INSTRUCTIONS FOR THE TASK
Go through the lines below. Copy those with "button".

RECORDS PROVIDED
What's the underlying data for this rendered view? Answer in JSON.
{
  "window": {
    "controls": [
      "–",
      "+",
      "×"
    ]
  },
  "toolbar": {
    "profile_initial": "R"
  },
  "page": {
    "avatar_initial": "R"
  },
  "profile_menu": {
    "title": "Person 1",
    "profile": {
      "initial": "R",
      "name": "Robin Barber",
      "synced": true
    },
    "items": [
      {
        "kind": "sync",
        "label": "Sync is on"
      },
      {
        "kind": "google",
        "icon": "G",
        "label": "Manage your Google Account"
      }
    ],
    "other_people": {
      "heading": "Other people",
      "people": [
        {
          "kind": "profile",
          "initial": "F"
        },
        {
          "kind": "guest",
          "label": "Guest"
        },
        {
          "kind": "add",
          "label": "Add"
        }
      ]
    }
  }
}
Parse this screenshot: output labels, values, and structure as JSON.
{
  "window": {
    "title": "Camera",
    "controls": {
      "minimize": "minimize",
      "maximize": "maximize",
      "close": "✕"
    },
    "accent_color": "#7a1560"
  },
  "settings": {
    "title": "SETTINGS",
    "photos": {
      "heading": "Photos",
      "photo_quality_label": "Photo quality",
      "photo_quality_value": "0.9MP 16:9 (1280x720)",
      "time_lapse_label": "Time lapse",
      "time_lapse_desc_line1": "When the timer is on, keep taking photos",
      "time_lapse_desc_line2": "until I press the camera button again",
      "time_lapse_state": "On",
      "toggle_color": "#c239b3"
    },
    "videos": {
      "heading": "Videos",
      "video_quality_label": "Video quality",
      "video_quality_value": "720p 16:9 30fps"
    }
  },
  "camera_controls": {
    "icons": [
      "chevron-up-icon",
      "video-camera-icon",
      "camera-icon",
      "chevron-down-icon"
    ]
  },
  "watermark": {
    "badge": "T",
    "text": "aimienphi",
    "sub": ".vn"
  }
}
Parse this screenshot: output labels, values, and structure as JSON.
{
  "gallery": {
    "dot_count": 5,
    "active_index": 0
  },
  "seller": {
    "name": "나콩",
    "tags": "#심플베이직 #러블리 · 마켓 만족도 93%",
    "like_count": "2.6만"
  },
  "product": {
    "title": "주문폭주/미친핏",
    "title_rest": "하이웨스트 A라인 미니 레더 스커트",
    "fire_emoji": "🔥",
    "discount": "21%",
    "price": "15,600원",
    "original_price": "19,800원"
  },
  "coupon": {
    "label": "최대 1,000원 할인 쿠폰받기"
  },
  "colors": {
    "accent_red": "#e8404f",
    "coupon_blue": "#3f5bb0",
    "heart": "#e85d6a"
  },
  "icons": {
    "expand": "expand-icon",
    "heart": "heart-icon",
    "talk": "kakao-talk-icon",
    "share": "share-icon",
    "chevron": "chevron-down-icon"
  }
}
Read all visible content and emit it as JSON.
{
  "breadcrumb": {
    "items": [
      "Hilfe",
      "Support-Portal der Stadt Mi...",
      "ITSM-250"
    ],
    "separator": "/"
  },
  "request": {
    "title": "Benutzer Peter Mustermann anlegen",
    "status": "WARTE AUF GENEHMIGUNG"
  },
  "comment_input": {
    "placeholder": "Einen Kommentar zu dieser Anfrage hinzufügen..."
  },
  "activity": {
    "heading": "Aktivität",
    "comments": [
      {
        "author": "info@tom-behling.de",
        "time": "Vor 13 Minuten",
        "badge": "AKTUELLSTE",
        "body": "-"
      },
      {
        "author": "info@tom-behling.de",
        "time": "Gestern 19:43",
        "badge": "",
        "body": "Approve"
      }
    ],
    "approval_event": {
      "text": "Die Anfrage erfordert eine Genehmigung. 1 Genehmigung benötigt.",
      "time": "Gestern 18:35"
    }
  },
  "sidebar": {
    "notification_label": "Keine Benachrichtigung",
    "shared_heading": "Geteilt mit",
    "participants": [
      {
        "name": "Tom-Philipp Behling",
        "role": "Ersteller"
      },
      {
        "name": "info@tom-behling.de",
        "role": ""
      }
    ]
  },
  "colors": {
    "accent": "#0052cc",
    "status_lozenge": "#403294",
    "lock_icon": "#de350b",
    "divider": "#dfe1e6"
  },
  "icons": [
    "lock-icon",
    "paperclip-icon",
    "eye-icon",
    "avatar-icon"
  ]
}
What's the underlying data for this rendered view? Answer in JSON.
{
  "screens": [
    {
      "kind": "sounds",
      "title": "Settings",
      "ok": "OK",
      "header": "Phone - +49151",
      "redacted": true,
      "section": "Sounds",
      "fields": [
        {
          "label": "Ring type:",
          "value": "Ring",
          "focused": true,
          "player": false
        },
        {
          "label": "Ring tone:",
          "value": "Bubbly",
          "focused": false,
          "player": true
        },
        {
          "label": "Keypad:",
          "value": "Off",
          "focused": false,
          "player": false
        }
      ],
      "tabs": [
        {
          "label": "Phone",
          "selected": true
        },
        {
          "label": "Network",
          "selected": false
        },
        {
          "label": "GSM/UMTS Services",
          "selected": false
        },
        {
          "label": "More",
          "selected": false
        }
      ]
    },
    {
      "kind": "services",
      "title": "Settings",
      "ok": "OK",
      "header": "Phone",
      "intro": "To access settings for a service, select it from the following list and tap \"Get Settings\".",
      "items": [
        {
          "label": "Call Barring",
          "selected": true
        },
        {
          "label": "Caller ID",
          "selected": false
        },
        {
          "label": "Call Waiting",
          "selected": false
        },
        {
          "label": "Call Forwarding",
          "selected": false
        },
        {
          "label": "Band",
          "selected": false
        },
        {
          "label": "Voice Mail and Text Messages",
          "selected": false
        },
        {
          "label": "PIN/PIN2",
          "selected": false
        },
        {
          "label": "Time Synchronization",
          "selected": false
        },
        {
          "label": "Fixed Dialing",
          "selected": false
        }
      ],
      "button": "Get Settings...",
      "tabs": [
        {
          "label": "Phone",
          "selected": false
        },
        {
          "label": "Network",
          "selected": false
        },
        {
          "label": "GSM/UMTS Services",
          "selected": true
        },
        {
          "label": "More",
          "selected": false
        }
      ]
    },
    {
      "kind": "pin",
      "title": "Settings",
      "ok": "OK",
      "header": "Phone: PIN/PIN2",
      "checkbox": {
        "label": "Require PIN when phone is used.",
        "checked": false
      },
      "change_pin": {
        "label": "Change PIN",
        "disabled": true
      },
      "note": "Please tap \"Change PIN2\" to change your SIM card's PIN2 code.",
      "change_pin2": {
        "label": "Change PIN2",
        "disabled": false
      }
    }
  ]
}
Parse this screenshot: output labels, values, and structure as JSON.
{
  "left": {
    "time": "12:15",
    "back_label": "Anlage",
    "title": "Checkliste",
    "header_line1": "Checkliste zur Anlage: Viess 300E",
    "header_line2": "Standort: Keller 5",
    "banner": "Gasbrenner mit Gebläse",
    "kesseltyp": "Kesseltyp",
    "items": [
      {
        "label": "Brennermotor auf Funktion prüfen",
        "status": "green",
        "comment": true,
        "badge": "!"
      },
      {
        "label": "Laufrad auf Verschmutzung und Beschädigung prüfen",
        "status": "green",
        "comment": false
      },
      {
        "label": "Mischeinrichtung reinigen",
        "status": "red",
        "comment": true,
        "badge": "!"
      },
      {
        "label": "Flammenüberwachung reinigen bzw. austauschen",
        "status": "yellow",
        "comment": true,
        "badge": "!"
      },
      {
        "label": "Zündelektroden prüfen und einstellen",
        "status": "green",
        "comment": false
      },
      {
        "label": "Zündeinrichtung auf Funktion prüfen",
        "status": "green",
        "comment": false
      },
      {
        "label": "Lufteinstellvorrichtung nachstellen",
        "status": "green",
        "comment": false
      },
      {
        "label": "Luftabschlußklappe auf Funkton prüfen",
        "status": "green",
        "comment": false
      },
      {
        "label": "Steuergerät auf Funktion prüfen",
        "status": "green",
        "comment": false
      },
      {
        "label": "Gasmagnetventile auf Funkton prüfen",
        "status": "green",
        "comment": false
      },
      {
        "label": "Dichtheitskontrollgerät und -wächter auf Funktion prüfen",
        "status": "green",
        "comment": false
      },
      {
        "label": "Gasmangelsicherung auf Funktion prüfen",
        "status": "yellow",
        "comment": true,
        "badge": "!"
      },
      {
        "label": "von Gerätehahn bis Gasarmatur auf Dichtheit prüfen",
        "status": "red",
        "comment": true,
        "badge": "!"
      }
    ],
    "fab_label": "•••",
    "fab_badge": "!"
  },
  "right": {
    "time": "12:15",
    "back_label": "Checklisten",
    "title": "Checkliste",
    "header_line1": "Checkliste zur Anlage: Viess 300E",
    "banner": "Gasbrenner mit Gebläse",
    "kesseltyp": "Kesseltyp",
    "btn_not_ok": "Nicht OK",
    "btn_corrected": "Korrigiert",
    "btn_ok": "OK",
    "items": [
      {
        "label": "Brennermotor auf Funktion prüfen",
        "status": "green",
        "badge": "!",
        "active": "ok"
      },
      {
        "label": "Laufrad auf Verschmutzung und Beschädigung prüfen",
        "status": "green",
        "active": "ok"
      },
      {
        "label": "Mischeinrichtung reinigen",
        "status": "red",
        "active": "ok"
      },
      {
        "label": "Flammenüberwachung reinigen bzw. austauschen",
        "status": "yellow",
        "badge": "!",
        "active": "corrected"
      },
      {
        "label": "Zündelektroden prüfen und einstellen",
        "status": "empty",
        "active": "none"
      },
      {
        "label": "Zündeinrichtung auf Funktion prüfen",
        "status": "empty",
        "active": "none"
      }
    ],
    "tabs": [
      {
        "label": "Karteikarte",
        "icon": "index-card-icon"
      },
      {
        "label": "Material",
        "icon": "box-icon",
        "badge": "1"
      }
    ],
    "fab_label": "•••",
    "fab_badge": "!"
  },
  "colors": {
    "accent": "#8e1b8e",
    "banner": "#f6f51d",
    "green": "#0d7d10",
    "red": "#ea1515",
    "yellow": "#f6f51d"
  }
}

WORKED ANSWER
      "time_lapse_desc_line2": "until I press the camera button again",
      "button": "Get Settings...",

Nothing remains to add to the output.